### SHORT PROBLEM
Every record must be transcribed in its entirety, apart from the images, which are to be omitted.

— Start —

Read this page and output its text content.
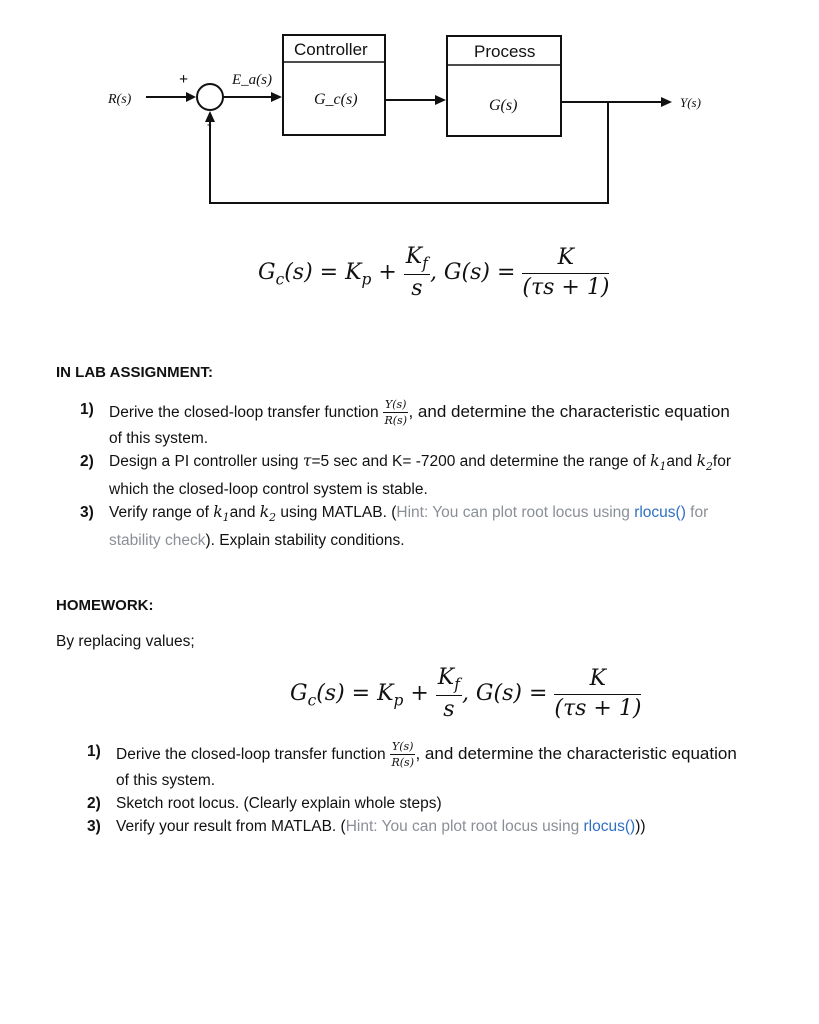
R(s)
+
-
E_a(s)
Controller
G_c(s)
Process
G(s)	Y(s)
$G_c(s) = K_p + \frac{K_f}{s}$ , $G(s) = \frac{K}{(\tau s + 1)}$
IN LAB ASSIGNMENT:
1) Derive the closed-loop transfer function $\frac{Y(s)}{R(s)}$ , and determine the characteristic equation
of this system.
2) Design a PI controller using τ=5 sec and K= -7200 and determine the range of $k_1and$ $k_2for$
which the closed-loop control system is stable.
3) Verify range of $k_1and$ $k_2$ using MATLAB. (Hint: You can plot root locus using rlocus() for
stability check). Explain stability conditions.
HOMEWORK:
By replacing values;
$G_c(s) = K_p + \frac{K_f}{s}$ , $G(s) = \frac{K}{(\tau s + 1)}$
1) Derive the closed-loop transfer function $\frac{Y(s)}{R(s)}$ , and determine the characteristic equation
of this system.
2) Sketch root locus. (Clearly explain whole steps)
3) Verify your result from MATLAB. (Hint: You can plot root locus using rlocus()))
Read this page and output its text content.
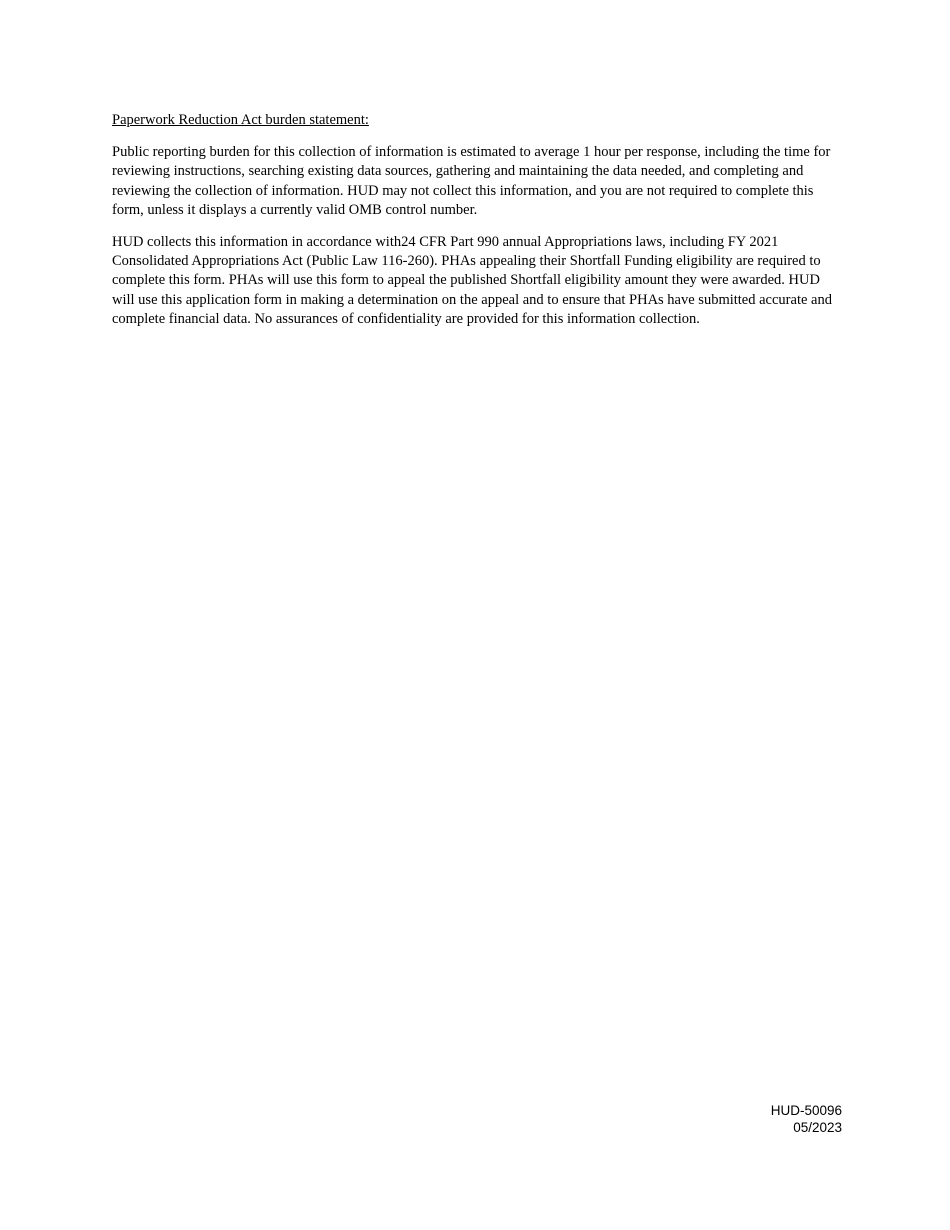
Paperwork Reduction Act burden statement:

Public reporting burden for this collection of information is estimated to average 1 hour per response, including the time for reviewing instructions, searching existing data sources, gathering and maintaining the data needed, and completing and reviewing the collection of information. HUD may not collect this information, and you are not required to complete this form, unless it displays a currently valid OMB control number.

HUD collects this information in accordance with24 CFR Part 990 annual Appropriations laws, including FY 2021 Consolidated Appropriations Act (Public Law 116-260). PHAs appealing their Shortfall Funding eligibility are required to complete this form. PHAs will use this form to appeal the published Shortfall eligibility amount they were awarded. HUD will use this application form in making a determination on the appeal and to ensure that PHAs have submitted accurate and complete financial data. No assurances of confidentiality are provided for this information collection.

HUD-50096
05/2023
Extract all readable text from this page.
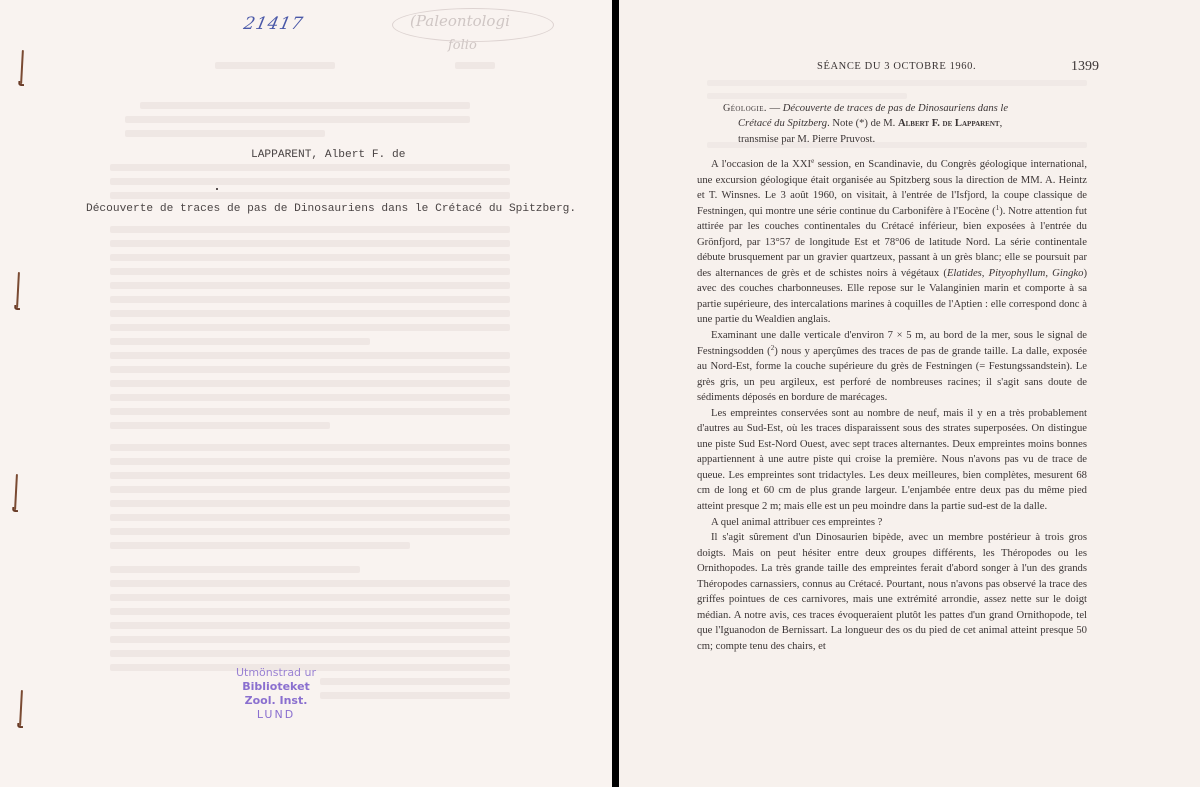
21417	(Paleontologi
folio
LAPPARENT, Albert F. de
Découverte de traces de pas de Dinosauriens dans le Crétacé du Spitzberg.
Utmönstrad ur
Biblioteket
Zool. Inst.
LUND
SÉANCE DU 3 OCTOBRE 1960.	1399
Géologie. — Découverte de traces de pas de Dinosauriens dans le
Crétacé du Spitzberg. Note (*) de M. Albert F. de Lapparent,
transmise par M. Pierre Pruvost.

A l'occasion de la XXIe session, en Scandinavie, du Congrès géologique international, une excursion géologique était organisée au Spitzberg sous la direction de MM. A. Heintz et T. Winsnes. Le 3 août 1960, on visitait, à l'entrée de l'Isfjord, la coupe classique de Festningen, qui montre une série continue du Carbonifère à l'Eocène ($^1$). Notre attention fut attirée par les couches continentales du Crétacé inférieur, bien exposées à l'entrée du Grönfjord, par 13°57 de longitude Est et 78°06 de latitude Nord. La série continentale débute brusquement par un gravier quartzeux, passant à un grès blanc; elle se poursuit par des alternances de grès et de schistes noirs à végétaux (Elatides, Pityophyllum, Gingko) avec des couches charbonneuses. Elle repose sur le Valanginien marin et comporte à sa partie supérieure, des intercalations marines à coquilles de l'Aptien : elle correspond donc à une partie du Wealdien anglais.

Examinant une dalle verticale d'environ 7 × 5 m, au bord de la mer, sous le signal de Festningsodden ($^2$) nous y aperçûmes des traces de pas de grande taille. La dalle, exposée au Nord-Est, forme la couche supérieure du grès de Festningen (= Festungssandstein). Le grès gris, un peu argileux, est perforé de nombreuses racines; il s'agit sans doute de sédiments déposés en bordure de marécages.

Les empreintes conservées sont au nombre de neuf, mais il y en a très probablement d'autres au Sud-Est, où les traces disparaissent sous des strates superposées. On distingue une piste Sud Est-Nord Ouest, avec sept traces alternantes. Deux empreintes moins bonnes appartiennent à une autre piste qui croise la première. Nous n'avons pas vu de trace de queue. Les empreintes sont tridactyles. Les deux meilleures, bien complètes, mesurent 68 cm de long et 60 cm de plus grande largeur. L'enjambée entre deux pas du même pied atteint presque 2 m; mais elle est un peu moindre dans la partie sud-est de la dalle.

A quel animal attribuer ces empreintes ?

Il s'agit sûrement d'un Dinosaurien bipède, avec un membre postérieur à trois gros doigts. Mais on peut hésiter entre deux groupes différents, les Théropodes ou les Ornithopodes. La très grande taille des empreintes ferait d'abord songer à l'un des grands Théropodes carnassiers, connus au Crétacé. Pourtant, nous n'avons pas observé la trace des griffes pointues de ces carnivores, mais une extrémité arrondie, assez nette sur le doigt médian. A notre avis, ces traces évoqueraient plutôt les pattes d'un grand Ornithopode, tel que l'Iguanodon de Bernissart. La longueur des os du pied de cet animal atteint presque 50 cm; compte tenu des chairs, et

— End —

### TASK ANSWER
Read this page and output its text content.
R(s)
+
-
E_a(s)
Controller
G_c(s)
Process
G(s)	Y(s)
$G_c(s) = K_p + \frac{K_f}{s}$ , $G(s) = \frac{K}{(\tau s + 1)}$
IN LAB ASSIGNMENT:
1) Derive the closed-loop transfer function $\frac{Y(s)}{R(s)}$ , and determine the characteristic equation
of this system.
2) Design a PI controller using τ=5 sec and K= -7200 and determine the range of $k_1and$ $k_2for$
which the closed-loop control system is stable.
3) Verify range of $k_1and$ $k_2$ using MATLAB. (Hint: You can plot root locus using rlocus() for
stability check). Explain stability conditions.
HOMEWORK:
By replacing values;
$G_c(s) = K_p + \frac{K_f}{s}$ , $G(s) = \frac{K}{(\tau s + 1)}$
1) Derive the closed-loop transfer function $\frac{Y(s)}{R(s)}$ , and determine the characteristic equation
of this system.
2) Sketch root locus. (Clearly explain whole steps)
3) Verify your result from MATLAB. (Hint: You can plot root locus using rlocus()))
Read this page and output its text content.
Paperwork Reduction Act burden statement:

Public reporting burden for this collection of information is estimated to average 1 hour per response, including the time for reviewing instructions, searching existing data sources, gathering and maintaining the data needed, and completing and reviewing the collection of information. HUD may not collect this information, and you are not required to complete this form, unless it displays a currently valid OMB control number.

HUD collects this information in accordance with24 CFR Part 990 annual Appropriations laws, including FY 2021 Consolidated Appropriations Act (Public Law 116-260). PHAs appealing their Shortfall Funding eligibility are required to complete this form. PHAs will use this form to appeal the published Shortfall eligibility amount they were awarded. HUD will use this application form in making a determination on the appeal and to ensure that PHAs have submitted accurate and complete financial data. No assurances of confidentiality are provided for this information collection.

HUD-50096
05/2023
Extract all readable text from this page.
21417	(Paleontologi
folio
LAPPARENT, Albert F. de
Découverte de traces de pas de Dinosauriens dans le Crétacé du Spitzberg.
Utmönstrad ur
Biblioteket
Zool. Inst.
LUND
SÉANCE DU 3 OCTOBRE 1960.	1399
Géologie. — Découverte de traces de pas de Dinosauriens dans le
Crétacé du Spitzberg. Note (*) de M. Albert F. de Lapparent,
transmise par M. Pierre Pruvost.

A l'occasion de la XXIe session, en Scandinavie, du Congrès géologique international, une excursion géologique était organisée au Spitzberg sous la direction de MM. A. Heintz et T. Winsnes. Le 3 août 1960, on visitait, à l'entrée de l'Isfjord, la coupe classique de Festningen, qui montre une série continue du Carbonifère à l'Eocène ($^1$). Notre attention fut attirée par les couches continentales du Crétacé inférieur, bien exposées à l'entrée du Grönfjord, par 13°57 de longitude Est et 78°06 de latitude Nord. La série continentale débute brusquement par un gravier quartzeux, passant à un grès blanc; elle se poursuit par des alternances de grès et de schistes noirs à végétaux (Elatides, Pityophyllum, Gingko) avec des couches charbonneuses. Elle repose sur le Valanginien marin et comporte à sa partie supérieure, des intercalations marines à coquilles de l'Aptien : elle correspond donc à une partie du Wealdien anglais.

Examinant une dalle verticale d'environ 7 × 5 m, au bord de la mer, sous le signal de Festningsodden ($^2$) nous y aperçûmes des traces de pas de grande taille. La dalle, exposée au Nord-Est, forme la couche supérieure du grès de Festningen (= Festungssandstein). Le grès gris, un peu argileux, est perforé de nombreuses racines; il s'agit sans doute de sédiments déposés en bordure de marécages.

Les empreintes conservées sont au nombre de neuf, mais il y en a très probablement d'autres au Sud-Est, où les traces disparaissent sous des strates superposées. On distingue une piste Sud Est-Nord Ouest, avec sept traces alternantes. Deux empreintes moins bonnes appartiennent à une autre piste qui croise la première. Nous n'avons pas vu de trace de queue. Les empreintes sont tridactyles. Les deux meilleures, bien complètes, mesurent 68 cm de long et 60 cm de plus grande largeur. L'enjambée entre deux pas du même pied atteint presque 2 m; mais elle est un peu moindre dans la partie sud-est de la dalle.

A quel animal attribuer ces empreintes ?

Il s'agit sûrement d'un Dinosaurien bipède, avec un membre postérieur à trois gros doigts. Mais on peut hésiter entre deux groupes différents, les Théropodes ou les Ornithopodes. La très grande taille des empreintes ferait d'abord songer à l'un des grands Théropodes carnassiers, connus au Crétacé. Pourtant, nous n'avons pas observé la trace des griffes pointues de ces carnivores, mais une extrémité arrondie, assez nette sur le doigt médian. A notre avis, ces traces évoqueraient plutôt les pattes d'un grand Ornithopode, tel que l'Iguanodon de Bernissart. La longueur des os du pied de cet animal atteint presque 50 cm; compte tenu des chairs, et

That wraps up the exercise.